[Data items]
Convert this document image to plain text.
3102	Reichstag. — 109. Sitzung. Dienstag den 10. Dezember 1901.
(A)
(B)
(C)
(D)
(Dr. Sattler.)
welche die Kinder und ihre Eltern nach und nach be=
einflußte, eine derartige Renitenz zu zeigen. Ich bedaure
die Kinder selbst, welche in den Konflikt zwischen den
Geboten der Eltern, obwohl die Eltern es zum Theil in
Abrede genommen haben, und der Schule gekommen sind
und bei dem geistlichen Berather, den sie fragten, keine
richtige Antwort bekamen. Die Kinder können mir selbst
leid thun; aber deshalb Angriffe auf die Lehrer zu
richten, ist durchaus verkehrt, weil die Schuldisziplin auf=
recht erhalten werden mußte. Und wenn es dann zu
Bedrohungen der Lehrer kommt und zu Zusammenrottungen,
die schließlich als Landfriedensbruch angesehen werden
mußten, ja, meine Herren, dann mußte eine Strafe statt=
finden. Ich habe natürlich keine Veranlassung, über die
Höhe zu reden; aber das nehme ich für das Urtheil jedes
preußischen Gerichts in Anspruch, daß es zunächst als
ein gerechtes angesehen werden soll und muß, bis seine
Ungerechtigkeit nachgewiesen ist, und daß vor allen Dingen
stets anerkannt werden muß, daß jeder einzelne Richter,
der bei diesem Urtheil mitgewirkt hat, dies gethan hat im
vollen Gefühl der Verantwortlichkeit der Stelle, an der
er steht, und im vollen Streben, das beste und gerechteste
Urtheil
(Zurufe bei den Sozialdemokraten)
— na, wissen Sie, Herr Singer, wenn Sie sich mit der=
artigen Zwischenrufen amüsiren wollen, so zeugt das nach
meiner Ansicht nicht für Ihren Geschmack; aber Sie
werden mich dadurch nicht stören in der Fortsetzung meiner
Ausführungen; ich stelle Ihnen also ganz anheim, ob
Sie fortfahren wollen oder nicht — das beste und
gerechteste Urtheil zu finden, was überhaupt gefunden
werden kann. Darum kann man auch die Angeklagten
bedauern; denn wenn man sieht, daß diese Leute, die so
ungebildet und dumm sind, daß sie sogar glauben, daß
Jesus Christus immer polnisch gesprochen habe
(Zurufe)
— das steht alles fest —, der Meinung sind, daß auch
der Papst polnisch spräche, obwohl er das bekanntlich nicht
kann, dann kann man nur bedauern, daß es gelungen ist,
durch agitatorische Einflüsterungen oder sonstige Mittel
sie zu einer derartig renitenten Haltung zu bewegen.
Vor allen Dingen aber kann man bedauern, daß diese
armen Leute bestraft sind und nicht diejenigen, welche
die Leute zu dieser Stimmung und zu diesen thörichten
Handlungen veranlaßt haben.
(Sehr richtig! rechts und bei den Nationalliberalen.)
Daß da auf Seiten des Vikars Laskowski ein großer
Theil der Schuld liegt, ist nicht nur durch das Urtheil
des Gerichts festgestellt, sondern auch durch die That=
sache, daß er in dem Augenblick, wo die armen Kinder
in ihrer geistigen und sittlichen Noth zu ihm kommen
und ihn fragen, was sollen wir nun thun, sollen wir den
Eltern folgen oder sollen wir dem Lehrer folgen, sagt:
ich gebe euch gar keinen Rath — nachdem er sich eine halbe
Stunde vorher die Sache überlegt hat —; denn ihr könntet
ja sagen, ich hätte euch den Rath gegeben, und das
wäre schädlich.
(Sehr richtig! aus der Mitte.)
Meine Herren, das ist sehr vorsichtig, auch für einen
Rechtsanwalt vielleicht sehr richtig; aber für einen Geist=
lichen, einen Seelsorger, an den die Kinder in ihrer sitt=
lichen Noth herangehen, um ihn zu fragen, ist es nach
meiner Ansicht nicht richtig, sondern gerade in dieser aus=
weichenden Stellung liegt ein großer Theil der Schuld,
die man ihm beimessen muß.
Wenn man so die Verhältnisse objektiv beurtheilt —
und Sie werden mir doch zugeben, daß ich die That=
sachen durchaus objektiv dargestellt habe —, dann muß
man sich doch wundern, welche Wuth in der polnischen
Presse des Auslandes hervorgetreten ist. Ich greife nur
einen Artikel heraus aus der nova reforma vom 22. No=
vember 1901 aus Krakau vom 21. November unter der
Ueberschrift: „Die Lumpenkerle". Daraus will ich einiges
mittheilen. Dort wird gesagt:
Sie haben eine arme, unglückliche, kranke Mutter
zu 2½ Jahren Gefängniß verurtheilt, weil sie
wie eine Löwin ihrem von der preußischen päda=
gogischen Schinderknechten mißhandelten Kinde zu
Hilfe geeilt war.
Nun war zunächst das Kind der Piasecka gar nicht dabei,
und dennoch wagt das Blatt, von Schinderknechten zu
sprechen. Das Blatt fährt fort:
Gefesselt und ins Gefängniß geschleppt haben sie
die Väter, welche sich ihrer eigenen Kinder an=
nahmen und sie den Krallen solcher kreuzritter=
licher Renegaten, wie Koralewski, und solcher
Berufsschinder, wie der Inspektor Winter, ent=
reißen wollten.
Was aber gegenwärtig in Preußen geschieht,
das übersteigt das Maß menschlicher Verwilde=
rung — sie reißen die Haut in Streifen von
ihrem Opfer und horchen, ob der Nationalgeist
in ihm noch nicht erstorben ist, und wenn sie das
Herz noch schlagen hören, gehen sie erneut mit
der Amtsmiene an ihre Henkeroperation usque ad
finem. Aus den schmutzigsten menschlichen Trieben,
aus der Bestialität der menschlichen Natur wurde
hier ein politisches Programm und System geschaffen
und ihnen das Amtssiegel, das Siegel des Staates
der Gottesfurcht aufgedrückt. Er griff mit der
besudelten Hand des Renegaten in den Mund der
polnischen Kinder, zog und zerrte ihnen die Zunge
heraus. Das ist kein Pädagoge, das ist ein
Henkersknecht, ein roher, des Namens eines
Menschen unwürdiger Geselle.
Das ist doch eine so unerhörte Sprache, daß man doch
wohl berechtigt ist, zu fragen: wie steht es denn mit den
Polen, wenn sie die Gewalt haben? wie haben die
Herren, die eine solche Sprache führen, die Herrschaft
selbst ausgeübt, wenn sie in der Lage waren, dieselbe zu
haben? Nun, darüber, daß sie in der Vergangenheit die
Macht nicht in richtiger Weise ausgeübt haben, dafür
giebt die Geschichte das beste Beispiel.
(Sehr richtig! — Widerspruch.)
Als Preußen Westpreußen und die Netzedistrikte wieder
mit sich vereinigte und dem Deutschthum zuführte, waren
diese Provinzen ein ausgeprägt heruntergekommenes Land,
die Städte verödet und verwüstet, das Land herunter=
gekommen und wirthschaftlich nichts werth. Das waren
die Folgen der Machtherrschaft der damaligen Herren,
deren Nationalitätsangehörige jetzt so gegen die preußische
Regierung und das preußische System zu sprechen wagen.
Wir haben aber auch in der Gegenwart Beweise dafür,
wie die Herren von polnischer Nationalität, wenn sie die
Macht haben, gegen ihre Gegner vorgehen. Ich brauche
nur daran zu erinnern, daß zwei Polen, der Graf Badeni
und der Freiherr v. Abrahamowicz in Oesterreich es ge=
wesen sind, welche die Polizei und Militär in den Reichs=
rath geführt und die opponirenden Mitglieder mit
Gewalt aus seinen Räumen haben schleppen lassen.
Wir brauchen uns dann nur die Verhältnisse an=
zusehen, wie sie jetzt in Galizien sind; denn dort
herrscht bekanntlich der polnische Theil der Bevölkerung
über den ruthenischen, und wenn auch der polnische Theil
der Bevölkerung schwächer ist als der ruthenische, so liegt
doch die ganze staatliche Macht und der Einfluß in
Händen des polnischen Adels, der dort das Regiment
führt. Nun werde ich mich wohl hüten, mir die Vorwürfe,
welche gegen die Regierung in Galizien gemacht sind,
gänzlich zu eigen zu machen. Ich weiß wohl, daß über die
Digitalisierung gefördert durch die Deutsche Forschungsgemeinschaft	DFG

Try it: Scan the data above and copy each line containing the word "finden".

Worked solution:
finden. Ich habe natürlich keine Veranlassung, über die
gerechteste Urtheil zu finden, was überhaupt gefunden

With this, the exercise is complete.